Region annotation data:
======

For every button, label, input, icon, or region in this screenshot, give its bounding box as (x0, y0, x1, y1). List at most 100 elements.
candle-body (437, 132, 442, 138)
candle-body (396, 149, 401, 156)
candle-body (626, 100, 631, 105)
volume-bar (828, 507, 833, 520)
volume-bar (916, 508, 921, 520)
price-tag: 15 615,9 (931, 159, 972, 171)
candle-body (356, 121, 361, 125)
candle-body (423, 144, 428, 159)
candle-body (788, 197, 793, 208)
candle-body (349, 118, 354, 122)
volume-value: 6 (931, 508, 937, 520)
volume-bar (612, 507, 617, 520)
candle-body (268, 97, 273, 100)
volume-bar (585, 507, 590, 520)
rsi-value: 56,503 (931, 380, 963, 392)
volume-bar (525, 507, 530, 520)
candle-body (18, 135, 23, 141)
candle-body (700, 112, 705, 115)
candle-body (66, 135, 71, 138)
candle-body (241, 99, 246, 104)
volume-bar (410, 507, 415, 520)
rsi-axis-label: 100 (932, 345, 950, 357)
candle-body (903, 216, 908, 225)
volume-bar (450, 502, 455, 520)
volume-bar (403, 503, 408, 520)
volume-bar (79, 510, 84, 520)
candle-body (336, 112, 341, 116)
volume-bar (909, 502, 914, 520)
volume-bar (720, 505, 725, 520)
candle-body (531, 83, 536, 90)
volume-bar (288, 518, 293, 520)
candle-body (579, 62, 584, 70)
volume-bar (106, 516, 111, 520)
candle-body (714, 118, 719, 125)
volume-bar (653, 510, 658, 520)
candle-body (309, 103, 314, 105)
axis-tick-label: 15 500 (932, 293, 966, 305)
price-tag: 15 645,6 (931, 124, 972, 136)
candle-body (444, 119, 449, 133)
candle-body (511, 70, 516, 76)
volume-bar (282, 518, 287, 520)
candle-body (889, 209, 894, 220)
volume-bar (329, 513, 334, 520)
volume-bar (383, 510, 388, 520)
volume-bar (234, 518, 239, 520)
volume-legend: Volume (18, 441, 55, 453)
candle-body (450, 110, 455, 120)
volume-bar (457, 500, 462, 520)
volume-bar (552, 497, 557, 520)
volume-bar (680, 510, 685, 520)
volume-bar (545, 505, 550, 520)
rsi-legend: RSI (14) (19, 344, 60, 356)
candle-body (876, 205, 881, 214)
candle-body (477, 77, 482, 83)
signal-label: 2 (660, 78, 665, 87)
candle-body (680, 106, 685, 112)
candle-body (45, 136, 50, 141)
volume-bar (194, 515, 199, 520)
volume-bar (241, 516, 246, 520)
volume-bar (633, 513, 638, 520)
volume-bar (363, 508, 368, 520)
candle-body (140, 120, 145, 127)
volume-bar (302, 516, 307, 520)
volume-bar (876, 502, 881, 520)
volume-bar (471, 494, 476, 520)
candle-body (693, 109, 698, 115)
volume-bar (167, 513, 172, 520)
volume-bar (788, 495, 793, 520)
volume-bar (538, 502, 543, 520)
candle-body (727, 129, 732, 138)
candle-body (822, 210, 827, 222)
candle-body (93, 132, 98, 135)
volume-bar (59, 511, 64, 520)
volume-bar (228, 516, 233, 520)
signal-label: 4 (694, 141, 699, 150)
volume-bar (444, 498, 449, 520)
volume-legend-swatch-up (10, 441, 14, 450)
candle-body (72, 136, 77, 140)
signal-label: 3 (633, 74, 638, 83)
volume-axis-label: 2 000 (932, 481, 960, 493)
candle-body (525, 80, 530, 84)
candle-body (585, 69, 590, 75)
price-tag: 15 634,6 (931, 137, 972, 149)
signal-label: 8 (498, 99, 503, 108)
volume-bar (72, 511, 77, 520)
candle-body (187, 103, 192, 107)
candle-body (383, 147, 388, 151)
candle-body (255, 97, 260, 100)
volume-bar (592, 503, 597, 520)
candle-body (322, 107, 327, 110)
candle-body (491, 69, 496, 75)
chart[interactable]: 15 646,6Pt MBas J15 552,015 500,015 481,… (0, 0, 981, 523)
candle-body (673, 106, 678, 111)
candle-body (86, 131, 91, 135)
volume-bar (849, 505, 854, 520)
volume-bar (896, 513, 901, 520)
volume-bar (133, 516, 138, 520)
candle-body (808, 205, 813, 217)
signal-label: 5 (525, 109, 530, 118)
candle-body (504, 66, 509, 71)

======

DESCRIPTION OF THE TASK: Copy all of the data above line for line, changing nothing.

EXERCISE OUTPUT:
For every button, label, input, icon, or region in this screenshot, give its bounding box as (x0, y0, x1, y1). List at most 100 elements.
candle-body (437, 132, 442, 138)
candle-body (396, 149, 401, 156)
candle-body (626, 100, 631, 105)
volume-bar (828, 507, 833, 520)
volume-bar (916, 508, 921, 520)
price-tag: 15 615,9 (931, 159, 972, 171)
candle-body (356, 121, 361, 125)
candle-body (423, 144, 428, 159)
candle-body (788, 197, 793, 208)
candle-body (349, 118, 354, 122)
volume-value: 6 (931, 508, 937, 520)
volume-bar (612, 507, 617, 520)
candle-body (268, 97, 273, 100)
volume-bar (585, 507, 590, 520)
rsi-value: 56,503 (931, 380, 963, 392)
volume-bar (525, 507, 530, 520)
candle-body (18, 135, 23, 141)
candle-body (700, 112, 705, 115)
candle-body (66, 135, 71, 138)
candle-body (241, 99, 246, 104)
volume-bar (410, 507, 415, 520)
rsi-axis-label: 100 (932, 345, 950, 357)
candle-body (903, 216, 908, 225)
volume-bar (450, 502, 455, 520)
volume-bar (403, 503, 408, 520)
volume-bar (79, 510, 84, 520)
candle-body (336, 112, 341, 116)
volume-bar (909, 502, 914, 520)
volume-bar (720, 505, 725, 520)
candle-body (531, 83, 536, 90)
volume-bar (288, 518, 293, 520)
candle-body (579, 62, 584, 70)
volume-bar (106, 516, 111, 520)
candle-body (714, 118, 719, 125)
volume-bar (653, 510, 658, 520)
candle-body (309, 103, 314, 105)
axis-tick-label: 15 500 (932, 293, 966, 305)
price-tag: 15 645,6 (931, 124, 972, 136)
candle-body (444, 119, 449, 133)
candle-body (511, 70, 516, 76)
volume-bar (282, 518, 287, 520)
candle-body (889, 209, 894, 220)
volume-bar (329, 513, 334, 520)
volume-bar (383, 510, 388, 520)
volume-bar (234, 518, 239, 520)
volume-legend: Volume (18, 441, 55, 453)
candle-body (450, 110, 455, 120)
volume-bar (457, 500, 462, 520)
volume-bar (552, 497, 557, 520)
volume-bar (680, 510, 685, 520)
volume-bar (545, 505, 550, 520)
rsi-legend: RSI (14) (19, 344, 60, 356)
candle-body (876, 205, 881, 214)
candle-body (477, 77, 482, 83)
signal-label: 2 (660, 78, 665, 87)
candle-body (680, 106, 685, 112)
candle-body (45, 136, 50, 141)
volume-bar (194, 515, 199, 520)
volume-bar (241, 516, 246, 520)
volume-bar (633, 513, 638, 520)
volume-bar (363, 508, 368, 520)
candle-body (140, 120, 145, 127)
volume-bar (302, 516, 307, 520)
volume-bar (876, 502, 881, 520)
volume-bar (471, 494, 476, 520)
candle-body (693, 109, 698, 115)
volume-bar (167, 513, 172, 520)
volume-bar (788, 495, 793, 520)
volume-bar (538, 502, 543, 520)
candle-body (727, 129, 732, 138)
candle-body (822, 210, 827, 222)
candle-body (93, 132, 98, 135)
volume-bar (59, 511, 64, 520)
volume-bar (228, 516, 233, 520)
signal-label: 4 (694, 141, 699, 150)
volume-bar (444, 498, 449, 520)
volume-legend-swatch-up (10, 441, 14, 450)
candle-body (72, 136, 77, 140)
signal-label: 3 (633, 74, 638, 83)
volume-axis-label: 2 000 (932, 481, 960, 493)
candle-body (525, 80, 530, 84)
candle-body (585, 69, 590, 75)
price-tag: 15 634,6 (931, 137, 972, 149)
signal-label: 8 (498, 99, 503, 108)
volume-bar (72, 511, 77, 520)
candle-body (187, 103, 192, 107)
candle-body (383, 147, 388, 151)
candle-body (255, 97, 260, 100)
volume-bar (592, 503, 597, 520)
candle-body (322, 107, 327, 110)
candle-body (491, 69, 496, 75)
chart[interactable]: 15 646,6Pt MBas J15 552,015 500,015 481,… (0, 0, 981, 523)
candle-body (673, 106, 678, 111)
candle-body (86, 131, 91, 135)
volume-bar (849, 505, 854, 520)
volume-bar (896, 513, 901, 520)
volume-bar (133, 516, 138, 520)
candle-body (808, 205, 813, 217)
signal-label: 5 (525, 109, 530, 118)
candle-body (504, 66, 509, 71)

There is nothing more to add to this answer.